* _WHAT IS EXPECTED_: Track down the lines that contain "TradingView" and copy them.

+--

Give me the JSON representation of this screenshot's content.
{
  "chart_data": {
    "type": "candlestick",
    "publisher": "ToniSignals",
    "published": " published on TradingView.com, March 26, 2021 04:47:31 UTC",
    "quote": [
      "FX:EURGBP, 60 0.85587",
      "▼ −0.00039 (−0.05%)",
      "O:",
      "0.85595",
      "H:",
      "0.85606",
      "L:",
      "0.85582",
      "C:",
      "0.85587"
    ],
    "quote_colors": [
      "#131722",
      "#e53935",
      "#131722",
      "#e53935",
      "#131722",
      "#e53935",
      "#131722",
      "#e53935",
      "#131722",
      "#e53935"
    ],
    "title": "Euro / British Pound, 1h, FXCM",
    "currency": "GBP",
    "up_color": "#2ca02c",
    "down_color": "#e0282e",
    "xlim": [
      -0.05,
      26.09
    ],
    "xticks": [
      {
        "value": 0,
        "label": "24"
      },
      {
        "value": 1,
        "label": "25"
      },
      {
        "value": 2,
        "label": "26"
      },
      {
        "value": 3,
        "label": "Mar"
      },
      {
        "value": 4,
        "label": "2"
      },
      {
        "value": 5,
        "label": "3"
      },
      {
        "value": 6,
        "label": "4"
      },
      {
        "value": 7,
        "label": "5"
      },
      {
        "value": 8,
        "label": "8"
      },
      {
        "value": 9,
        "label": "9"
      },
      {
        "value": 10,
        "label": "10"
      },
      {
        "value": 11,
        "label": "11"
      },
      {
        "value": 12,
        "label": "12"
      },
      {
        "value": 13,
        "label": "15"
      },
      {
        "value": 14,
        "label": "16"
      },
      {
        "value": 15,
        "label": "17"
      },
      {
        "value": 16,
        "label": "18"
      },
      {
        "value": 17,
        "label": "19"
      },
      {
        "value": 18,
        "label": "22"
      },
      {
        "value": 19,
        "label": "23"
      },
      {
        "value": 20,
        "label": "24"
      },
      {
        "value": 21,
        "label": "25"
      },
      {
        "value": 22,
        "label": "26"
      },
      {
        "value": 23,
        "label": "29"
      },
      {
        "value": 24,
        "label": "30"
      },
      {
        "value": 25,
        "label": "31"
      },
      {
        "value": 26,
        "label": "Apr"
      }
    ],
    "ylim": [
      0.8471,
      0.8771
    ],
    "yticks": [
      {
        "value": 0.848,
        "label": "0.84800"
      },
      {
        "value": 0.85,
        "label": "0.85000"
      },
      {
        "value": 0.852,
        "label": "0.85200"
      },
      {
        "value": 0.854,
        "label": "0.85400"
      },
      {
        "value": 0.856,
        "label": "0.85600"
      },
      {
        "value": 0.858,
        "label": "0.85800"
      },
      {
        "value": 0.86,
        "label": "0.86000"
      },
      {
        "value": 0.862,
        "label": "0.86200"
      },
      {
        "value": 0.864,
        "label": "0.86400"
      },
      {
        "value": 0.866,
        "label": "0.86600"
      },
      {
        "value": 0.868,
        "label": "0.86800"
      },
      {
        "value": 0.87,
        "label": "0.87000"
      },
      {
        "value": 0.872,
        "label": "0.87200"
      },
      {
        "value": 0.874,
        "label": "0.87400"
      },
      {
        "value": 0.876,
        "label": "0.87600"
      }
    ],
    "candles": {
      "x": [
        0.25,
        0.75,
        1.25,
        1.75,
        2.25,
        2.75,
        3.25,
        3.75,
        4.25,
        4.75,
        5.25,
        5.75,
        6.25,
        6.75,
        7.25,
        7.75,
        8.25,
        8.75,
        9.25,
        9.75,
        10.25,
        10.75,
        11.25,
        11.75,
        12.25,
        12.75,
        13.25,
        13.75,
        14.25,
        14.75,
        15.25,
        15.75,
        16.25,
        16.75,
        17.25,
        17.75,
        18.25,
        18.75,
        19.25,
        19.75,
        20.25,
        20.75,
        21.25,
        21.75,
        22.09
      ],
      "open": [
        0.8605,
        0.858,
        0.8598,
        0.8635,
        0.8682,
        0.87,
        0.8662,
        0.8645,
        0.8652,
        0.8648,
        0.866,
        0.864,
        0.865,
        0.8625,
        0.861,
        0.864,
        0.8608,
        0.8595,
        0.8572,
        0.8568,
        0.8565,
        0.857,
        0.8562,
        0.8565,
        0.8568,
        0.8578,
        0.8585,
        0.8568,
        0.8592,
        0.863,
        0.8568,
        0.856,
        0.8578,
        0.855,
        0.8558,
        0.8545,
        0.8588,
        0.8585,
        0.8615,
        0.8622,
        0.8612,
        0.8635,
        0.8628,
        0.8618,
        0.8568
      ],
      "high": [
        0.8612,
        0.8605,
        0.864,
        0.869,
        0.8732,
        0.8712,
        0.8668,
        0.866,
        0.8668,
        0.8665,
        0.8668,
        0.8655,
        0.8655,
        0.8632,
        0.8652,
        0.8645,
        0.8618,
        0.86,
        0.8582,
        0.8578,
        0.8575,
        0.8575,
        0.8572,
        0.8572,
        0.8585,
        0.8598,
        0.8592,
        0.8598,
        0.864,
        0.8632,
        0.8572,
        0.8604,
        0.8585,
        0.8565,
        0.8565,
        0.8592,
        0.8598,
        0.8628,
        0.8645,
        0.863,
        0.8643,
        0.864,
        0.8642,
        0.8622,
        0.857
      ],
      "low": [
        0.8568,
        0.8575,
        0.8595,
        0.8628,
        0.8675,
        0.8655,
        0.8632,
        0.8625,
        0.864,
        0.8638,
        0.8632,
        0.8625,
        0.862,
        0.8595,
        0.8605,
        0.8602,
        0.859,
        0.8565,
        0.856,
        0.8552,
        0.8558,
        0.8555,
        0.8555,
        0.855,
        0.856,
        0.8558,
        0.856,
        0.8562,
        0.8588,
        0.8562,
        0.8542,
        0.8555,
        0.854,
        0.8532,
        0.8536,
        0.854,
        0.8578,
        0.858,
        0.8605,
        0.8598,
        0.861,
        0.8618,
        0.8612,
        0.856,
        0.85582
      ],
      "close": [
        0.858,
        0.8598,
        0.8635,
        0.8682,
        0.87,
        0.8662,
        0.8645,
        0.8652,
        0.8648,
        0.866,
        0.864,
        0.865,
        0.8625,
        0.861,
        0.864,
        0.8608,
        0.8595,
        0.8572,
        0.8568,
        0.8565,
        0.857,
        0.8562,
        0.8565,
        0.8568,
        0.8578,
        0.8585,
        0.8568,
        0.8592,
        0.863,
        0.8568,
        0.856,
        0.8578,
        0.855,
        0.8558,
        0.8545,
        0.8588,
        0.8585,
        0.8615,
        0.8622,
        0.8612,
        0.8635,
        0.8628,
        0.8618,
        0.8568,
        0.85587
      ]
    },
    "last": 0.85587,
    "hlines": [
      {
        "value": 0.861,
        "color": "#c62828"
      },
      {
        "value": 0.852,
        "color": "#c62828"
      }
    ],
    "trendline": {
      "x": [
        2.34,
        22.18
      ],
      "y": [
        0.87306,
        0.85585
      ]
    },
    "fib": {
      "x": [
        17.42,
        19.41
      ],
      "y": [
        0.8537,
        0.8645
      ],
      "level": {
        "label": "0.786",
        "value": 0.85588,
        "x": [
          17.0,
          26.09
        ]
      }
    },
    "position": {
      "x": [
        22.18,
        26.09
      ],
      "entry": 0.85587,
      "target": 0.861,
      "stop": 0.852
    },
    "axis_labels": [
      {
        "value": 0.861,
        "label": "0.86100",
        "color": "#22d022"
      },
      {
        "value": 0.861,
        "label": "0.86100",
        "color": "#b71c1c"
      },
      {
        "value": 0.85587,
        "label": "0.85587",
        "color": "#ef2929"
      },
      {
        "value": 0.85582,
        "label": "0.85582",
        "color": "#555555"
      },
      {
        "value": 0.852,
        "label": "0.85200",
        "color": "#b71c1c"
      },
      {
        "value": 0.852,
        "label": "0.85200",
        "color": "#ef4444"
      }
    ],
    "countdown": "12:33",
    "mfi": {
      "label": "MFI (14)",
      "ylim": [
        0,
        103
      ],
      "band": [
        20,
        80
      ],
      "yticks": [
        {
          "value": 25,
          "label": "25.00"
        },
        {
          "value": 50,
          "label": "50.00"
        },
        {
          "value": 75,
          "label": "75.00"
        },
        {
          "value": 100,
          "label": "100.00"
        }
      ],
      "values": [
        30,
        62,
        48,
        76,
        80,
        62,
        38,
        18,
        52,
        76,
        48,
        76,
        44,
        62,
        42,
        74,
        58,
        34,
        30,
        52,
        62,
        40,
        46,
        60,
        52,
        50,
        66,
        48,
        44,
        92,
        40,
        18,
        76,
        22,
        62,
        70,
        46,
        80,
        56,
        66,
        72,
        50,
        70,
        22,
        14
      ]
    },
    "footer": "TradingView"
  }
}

+--

* _RESULT BELOW_:
    "published": " published on TradingView.com, March 26, 2021 04:47:31 UTC",
    "footer": "TradingView"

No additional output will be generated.